§ Source records:
+ + + + + + +
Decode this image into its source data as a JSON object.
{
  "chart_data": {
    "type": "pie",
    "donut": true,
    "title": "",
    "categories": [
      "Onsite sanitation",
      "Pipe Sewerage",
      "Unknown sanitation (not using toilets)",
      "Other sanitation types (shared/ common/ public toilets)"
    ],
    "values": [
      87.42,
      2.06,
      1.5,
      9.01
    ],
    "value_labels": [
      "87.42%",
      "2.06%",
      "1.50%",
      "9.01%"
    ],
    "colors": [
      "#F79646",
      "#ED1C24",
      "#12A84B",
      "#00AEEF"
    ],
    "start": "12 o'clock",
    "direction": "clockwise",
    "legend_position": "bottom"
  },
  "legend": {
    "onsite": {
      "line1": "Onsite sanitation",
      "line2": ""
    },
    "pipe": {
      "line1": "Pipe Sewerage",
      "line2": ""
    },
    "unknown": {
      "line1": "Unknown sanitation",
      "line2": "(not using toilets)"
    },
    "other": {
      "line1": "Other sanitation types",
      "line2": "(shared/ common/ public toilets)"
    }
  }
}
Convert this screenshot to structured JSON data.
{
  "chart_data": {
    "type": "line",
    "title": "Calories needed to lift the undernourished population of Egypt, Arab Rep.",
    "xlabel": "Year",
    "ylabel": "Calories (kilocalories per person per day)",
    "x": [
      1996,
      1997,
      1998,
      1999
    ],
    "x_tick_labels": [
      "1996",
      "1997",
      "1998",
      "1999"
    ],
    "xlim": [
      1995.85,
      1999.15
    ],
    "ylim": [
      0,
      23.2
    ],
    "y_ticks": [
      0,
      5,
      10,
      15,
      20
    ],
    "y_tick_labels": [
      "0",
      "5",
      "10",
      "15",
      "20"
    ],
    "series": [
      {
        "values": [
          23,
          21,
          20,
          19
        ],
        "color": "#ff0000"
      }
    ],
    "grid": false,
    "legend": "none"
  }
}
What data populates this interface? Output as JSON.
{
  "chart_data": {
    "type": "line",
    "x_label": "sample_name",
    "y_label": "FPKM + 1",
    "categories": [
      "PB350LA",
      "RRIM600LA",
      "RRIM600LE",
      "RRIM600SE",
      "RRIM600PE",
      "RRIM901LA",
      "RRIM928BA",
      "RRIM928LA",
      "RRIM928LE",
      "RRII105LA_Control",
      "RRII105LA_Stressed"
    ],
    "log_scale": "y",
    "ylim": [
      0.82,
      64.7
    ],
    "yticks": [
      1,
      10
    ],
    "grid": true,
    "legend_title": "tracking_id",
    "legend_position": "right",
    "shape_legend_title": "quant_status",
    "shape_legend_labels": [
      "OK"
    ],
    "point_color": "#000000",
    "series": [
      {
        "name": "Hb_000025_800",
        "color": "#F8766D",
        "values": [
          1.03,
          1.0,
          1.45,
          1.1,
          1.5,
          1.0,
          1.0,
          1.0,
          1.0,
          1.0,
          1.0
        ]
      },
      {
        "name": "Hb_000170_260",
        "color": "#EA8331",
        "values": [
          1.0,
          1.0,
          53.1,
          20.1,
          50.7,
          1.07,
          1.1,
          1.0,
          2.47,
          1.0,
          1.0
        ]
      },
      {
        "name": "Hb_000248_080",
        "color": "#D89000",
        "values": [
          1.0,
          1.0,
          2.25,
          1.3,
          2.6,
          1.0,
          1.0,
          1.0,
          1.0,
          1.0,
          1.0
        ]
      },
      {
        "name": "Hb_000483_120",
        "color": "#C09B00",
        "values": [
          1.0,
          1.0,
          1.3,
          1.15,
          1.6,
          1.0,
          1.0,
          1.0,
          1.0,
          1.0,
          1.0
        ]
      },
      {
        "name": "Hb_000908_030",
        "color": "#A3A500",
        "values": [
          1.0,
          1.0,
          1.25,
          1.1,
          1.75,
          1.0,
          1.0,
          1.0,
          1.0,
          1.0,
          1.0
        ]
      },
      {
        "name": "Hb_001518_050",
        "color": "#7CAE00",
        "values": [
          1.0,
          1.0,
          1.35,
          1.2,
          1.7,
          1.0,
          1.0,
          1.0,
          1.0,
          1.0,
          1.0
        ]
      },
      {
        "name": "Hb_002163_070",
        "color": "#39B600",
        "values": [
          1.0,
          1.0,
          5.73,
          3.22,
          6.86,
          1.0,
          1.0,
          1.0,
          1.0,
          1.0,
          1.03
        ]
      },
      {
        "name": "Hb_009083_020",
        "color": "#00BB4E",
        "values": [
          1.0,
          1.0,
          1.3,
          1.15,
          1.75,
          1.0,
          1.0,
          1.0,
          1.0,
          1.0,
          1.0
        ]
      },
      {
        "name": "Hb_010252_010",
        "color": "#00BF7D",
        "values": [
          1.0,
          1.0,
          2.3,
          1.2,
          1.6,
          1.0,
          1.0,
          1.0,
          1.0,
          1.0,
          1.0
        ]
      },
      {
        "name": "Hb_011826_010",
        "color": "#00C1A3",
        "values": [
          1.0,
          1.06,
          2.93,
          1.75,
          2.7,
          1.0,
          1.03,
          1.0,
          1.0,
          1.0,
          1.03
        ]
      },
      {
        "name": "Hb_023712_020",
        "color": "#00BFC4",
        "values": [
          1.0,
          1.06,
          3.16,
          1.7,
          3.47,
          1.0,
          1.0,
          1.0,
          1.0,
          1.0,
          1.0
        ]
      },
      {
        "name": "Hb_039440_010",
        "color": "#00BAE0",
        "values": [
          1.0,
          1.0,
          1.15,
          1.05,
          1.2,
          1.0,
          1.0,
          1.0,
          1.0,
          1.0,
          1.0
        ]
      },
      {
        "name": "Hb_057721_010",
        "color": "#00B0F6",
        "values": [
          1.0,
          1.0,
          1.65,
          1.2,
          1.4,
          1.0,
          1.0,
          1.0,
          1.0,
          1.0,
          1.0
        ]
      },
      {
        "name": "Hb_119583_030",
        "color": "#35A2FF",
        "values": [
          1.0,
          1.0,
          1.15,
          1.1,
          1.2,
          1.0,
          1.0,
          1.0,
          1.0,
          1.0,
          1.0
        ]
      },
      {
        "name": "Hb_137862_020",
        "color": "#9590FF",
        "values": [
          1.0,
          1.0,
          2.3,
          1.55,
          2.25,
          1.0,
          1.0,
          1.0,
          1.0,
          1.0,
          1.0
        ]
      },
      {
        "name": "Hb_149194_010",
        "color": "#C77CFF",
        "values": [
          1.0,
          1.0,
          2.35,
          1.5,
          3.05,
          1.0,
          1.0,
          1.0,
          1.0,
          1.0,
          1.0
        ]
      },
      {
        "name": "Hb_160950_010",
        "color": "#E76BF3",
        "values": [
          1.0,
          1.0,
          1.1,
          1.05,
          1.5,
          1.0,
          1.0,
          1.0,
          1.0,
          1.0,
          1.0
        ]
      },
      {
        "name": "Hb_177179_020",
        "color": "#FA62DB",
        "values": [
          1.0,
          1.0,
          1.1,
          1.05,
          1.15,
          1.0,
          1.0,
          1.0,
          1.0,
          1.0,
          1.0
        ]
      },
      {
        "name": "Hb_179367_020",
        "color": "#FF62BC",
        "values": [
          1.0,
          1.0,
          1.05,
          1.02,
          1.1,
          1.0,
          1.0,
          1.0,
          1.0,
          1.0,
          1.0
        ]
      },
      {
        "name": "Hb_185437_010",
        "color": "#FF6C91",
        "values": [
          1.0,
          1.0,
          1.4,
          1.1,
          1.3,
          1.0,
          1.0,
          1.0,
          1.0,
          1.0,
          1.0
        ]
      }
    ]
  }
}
+ + + + + + +
§ Exercise directions:
Find every line that holds "JSON" and copy it.

§ Correct output:
Decode this image into its source data as a JSON object.
Convert this screenshot to structured JSON data.
What data populates this interface? Output as JSON.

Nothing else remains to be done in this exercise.